Data supplied

------

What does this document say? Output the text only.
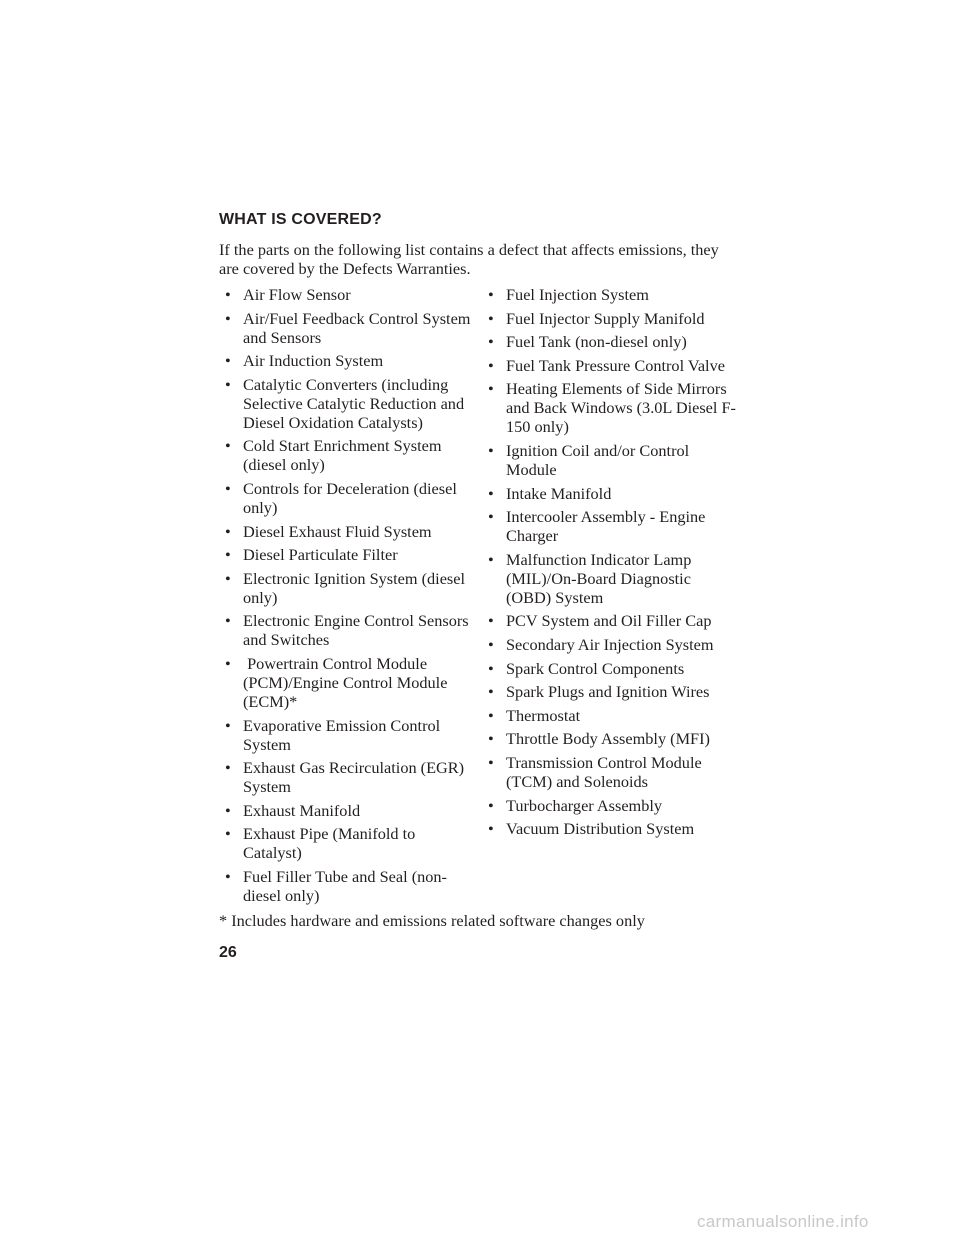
WHAT IS COVERED?

If the parts on the following list contains a defect that affects emissions, they are covered by the Defects Warranties.

• Air Flow Sensor
• Air/Fuel Feedback Control System and Sensors
• Air Induction System
• Catalytic Converters (including Selective Catalytic Reduction and Diesel Oxidation Catalysts)
• Cold Start Enrichment System (diesel only)
• Controls for Deceleration (diesel only)
• Diesel Exhaust Fluid System
• Diesel Particulate Filter
• Electronic Ignition System (diesel only)
• Electronic Engine Control Sensors and Switches
• Powertrain Control Module (PCM)/Engine Control Module (ECM)*
• Evaporative Emission Control System
• Exhaust Gas Recirculation (EGR) System
• Exhaust Manifold
• Exhaust Pipe (Manifold to Catalyst)
• Fuel Filler Tube and Seal (non-diesel only)
• Fuel Injection System
• Fuel Injector Supply Manifold
• Fuel Tank (non-diesel only)
• Fuel Tank Pressure Control Valve
• Heating Elements of Side Mirrors and Back Windows (3.0L Diesel F-150 only)
• Ignition Coil and/or Control Module
• Intake Manifold
• Intercooler Assembly - Engine Charger
• Malfunction Indicator Lamp (MIL)/On-Board Diagnostic (OBD) System
• PCV System and Oil Filler Cap
• Secondary Air Injection System
• Spark Control Components
• Spark Plugs and Ignition Wires
• Thermostat
• Throttle Body Assembly (MFI)
• Transmission Control Module (TCM) and Solenoids
• Turbocharger Assembly
• Vacuum Distribution System

* Includes hardware and emissions related software changes only

26

carmanualsonline.info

------

What you should do
Leaving aside the images, write out the entries above word for word.

Correct result
What does this document say? Output the text only.
WHAT IS COVERED?

If the parts on the following list contains a defect that affects emissions, they are covered by the Defects Warranties.

• Air Flow Sensor
• Air/Fuel Feedback Control System and Sensors
• Air Induction System
• Catalytic Converters (including Selective Catalytic Reduction and Diesel Oxidation Catalysts)
• Cold Start Enrichment System (diesel only)
• Controls for Deceleration (diesel only)
• Diesel Exhaust Fluid System
• Diesel Particulate Filter
• Electronic Ignition System (diesel only)
• Electronic Engine Control Sensors and Switches
• Powertrain Control Module (PCM)/Engine Control Module (ECM)*
• Evaporative Emission Control System
• Exhaust Gas Recirculation (EGR) System
• Exhaust Manifold
• Exhaust Pipe (Manifold to Catalyst)
• Fuel Filler Tube and Seal (non-diesel only)
• Fuel Injection System
• Fuel Injector Supply Manifold
• Fuel Tank (non-diesel only)
• Fuel Tank Pressure Control Valve
• Heating Elements of Side Mirrors and Back Windows (3.0L Diesel F-150 only)
• Ignition Coil and/or Control Module
• Intake Manifold
• Intercooler Assembly - Engine Charger
• Malfunction Indicator Lamp (MIL)/On-Board Diagnostic (OBD) System
• PCV System and Oil Filler Cap
• Secondary Air Injection System
• Spark Control Components
• Spark Plugs and Ignition Wires
• Thermostat
• Throttle Body Assembly (MFI)
• Transmission Control Module (TCM) and Solenoids
• Turbocharger Assembly
• Vacuum Distribution System

* Includes hardware and emissions related software changes only

26

carmanualsonline.info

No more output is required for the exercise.